◆ **To be done**
Copy out the data again, starting with the first line and going on through the line with "466, 459, 481]".
*****
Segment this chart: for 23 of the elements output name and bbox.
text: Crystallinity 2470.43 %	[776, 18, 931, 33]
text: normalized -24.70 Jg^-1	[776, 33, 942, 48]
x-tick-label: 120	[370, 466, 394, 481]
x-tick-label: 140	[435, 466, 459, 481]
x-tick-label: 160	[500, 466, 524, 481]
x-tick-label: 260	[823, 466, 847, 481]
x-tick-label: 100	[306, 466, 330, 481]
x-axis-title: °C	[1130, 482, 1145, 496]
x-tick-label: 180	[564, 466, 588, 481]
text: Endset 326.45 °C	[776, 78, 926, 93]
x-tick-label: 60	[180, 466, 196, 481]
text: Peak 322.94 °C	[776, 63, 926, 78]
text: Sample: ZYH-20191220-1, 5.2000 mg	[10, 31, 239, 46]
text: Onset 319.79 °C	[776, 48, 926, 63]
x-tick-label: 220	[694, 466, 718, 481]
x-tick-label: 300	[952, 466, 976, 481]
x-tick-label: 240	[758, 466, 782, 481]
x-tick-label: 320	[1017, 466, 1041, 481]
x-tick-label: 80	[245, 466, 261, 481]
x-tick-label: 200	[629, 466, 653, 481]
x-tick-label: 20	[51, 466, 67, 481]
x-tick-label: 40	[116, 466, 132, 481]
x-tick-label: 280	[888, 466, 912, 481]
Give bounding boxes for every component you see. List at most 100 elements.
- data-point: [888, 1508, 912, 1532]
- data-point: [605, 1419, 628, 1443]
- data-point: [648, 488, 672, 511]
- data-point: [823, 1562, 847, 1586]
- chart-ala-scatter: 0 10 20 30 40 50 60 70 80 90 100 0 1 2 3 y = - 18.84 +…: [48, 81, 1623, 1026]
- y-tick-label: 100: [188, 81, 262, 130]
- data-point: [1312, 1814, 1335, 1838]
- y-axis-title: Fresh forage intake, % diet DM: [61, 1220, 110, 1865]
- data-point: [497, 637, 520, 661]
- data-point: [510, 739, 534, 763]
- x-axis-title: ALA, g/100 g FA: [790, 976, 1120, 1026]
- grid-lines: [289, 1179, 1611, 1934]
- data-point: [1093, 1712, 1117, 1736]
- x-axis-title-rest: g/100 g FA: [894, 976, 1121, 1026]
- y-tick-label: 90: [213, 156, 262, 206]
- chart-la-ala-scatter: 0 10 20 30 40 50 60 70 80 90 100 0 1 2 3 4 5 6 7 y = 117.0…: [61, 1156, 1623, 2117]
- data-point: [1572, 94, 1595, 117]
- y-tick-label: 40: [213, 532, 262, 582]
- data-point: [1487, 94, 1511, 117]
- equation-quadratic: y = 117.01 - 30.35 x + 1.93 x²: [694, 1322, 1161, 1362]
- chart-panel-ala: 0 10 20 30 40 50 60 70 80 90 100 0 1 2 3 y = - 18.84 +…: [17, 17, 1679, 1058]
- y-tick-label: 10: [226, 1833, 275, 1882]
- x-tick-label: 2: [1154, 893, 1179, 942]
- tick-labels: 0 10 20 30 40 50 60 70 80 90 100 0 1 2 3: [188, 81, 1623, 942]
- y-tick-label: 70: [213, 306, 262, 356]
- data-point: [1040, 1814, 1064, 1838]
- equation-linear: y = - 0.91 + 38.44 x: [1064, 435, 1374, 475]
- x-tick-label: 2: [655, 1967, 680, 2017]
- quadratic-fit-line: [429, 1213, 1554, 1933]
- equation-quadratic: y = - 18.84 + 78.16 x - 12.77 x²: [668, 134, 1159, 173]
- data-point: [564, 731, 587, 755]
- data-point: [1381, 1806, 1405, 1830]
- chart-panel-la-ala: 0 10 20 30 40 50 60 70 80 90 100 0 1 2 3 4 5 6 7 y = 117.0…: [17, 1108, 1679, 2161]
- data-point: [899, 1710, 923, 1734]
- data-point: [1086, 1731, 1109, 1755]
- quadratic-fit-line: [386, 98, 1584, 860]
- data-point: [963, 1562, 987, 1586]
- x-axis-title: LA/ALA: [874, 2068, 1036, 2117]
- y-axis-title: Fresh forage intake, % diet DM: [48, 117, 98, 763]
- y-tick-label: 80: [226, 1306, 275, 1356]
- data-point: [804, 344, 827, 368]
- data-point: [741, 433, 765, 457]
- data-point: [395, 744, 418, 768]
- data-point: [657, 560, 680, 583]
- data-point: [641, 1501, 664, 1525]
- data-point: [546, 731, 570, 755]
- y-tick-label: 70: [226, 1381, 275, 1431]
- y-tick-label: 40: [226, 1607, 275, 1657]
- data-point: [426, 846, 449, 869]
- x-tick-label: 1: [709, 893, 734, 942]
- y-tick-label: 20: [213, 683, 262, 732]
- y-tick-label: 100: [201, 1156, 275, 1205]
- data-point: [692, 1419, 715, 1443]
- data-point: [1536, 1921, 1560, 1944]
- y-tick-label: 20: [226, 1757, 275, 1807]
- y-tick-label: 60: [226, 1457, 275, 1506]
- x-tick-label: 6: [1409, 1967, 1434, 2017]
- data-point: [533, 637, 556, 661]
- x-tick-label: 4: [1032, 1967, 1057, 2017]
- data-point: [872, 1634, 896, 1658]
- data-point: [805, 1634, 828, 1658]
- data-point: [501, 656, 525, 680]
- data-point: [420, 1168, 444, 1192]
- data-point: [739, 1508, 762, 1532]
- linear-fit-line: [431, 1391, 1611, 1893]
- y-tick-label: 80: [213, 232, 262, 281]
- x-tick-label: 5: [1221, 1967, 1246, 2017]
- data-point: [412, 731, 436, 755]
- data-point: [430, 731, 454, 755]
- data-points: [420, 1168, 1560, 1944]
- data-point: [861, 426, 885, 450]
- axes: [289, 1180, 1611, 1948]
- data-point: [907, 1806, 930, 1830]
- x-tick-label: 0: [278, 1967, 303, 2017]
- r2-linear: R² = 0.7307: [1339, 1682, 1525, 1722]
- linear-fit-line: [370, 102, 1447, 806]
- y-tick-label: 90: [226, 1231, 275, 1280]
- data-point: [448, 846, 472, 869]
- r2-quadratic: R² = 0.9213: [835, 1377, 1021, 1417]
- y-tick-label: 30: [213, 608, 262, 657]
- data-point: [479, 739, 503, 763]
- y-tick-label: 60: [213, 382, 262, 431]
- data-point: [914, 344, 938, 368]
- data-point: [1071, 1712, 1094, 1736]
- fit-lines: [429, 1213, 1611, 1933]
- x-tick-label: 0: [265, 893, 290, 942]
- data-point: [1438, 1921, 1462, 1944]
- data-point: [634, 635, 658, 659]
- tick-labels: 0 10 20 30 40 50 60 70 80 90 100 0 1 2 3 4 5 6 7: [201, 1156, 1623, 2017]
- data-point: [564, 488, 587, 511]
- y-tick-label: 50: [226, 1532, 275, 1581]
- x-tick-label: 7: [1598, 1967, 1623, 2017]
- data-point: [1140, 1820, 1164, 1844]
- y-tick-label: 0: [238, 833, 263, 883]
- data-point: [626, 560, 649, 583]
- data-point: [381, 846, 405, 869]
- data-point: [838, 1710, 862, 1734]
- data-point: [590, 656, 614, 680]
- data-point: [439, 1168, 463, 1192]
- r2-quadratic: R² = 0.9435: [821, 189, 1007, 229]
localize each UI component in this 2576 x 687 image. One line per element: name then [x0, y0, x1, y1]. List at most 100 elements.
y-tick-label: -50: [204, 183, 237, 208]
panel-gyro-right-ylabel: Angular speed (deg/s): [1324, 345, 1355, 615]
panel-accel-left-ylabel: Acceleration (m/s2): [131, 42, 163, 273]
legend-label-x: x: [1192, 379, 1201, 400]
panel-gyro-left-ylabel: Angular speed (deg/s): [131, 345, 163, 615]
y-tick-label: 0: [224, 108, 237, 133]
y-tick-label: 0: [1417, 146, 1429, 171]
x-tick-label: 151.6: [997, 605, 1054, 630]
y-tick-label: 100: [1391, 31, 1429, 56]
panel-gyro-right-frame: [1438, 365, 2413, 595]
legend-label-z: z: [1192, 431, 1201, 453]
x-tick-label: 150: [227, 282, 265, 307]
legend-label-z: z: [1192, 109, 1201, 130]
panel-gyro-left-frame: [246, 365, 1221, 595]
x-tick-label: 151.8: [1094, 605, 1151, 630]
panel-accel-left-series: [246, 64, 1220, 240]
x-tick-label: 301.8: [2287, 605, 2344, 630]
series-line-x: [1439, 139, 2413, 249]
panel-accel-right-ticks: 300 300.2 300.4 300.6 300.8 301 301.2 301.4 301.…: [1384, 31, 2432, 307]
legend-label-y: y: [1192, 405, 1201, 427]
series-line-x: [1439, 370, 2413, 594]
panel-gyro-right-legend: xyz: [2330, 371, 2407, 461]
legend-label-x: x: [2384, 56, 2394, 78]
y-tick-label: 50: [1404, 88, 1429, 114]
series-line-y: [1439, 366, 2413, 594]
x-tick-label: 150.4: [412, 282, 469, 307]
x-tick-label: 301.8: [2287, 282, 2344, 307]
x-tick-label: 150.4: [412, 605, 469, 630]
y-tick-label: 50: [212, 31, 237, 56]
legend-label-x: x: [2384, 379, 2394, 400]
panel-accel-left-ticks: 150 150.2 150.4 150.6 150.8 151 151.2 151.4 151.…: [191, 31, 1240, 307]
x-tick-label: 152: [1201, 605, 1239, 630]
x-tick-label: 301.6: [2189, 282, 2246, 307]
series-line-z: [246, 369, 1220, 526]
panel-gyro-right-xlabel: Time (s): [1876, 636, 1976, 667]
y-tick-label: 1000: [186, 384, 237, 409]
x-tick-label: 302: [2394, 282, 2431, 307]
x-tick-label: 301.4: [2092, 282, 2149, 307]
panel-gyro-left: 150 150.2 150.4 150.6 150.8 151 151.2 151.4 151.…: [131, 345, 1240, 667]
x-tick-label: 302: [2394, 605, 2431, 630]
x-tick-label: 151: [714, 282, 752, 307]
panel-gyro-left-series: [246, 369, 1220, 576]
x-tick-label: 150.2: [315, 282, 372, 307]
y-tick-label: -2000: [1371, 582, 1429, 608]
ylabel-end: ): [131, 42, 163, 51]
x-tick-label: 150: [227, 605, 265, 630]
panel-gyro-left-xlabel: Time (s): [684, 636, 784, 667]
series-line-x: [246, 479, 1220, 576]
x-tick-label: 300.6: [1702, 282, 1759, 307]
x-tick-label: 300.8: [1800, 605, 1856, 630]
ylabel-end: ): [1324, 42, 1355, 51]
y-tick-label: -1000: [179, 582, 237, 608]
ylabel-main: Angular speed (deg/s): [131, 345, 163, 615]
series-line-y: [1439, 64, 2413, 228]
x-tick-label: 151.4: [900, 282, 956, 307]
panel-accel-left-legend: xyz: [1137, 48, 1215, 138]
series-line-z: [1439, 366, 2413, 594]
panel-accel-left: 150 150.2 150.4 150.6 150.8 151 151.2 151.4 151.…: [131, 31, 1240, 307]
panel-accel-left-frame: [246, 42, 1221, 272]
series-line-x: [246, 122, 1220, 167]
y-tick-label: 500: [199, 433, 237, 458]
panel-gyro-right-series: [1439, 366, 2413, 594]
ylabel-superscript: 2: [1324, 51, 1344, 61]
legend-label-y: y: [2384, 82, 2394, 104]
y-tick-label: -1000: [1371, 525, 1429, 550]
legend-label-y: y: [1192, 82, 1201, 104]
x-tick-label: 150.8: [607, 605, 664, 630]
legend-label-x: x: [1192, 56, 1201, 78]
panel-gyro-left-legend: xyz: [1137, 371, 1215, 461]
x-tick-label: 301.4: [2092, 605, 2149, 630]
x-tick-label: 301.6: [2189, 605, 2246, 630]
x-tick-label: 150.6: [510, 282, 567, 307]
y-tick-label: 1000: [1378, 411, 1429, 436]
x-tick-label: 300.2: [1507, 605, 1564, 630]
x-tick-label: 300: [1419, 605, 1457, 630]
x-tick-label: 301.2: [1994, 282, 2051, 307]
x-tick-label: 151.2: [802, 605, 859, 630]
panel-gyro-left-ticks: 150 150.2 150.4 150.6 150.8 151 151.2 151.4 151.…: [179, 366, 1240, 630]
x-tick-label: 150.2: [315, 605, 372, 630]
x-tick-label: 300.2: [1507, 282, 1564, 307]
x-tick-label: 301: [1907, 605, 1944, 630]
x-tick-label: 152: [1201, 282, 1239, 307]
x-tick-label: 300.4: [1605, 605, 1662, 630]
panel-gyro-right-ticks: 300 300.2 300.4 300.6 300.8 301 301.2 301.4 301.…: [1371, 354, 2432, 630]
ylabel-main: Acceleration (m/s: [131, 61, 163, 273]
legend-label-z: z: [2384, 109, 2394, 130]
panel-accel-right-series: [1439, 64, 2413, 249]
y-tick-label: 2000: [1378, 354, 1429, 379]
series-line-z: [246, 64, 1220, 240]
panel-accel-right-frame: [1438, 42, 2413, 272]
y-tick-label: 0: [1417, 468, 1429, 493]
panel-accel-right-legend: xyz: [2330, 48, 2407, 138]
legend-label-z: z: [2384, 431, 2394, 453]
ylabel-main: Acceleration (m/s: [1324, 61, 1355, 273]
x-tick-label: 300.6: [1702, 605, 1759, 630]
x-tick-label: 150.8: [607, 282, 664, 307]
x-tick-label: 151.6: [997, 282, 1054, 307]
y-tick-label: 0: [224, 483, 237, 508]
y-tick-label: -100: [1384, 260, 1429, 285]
*****
◆ **Response**
Segment this chart: for 23 of the elements output name and bbox.
text: Crystallinity 2470.43 %	[776, 18, 931, 33]
text: normalized -24.70 Jg^-1	[776, 33, 942, 48]
x-tick-label: 120	[370, 466, 394, 481]
x-tick-label: 140	[435, 466, 459, 481]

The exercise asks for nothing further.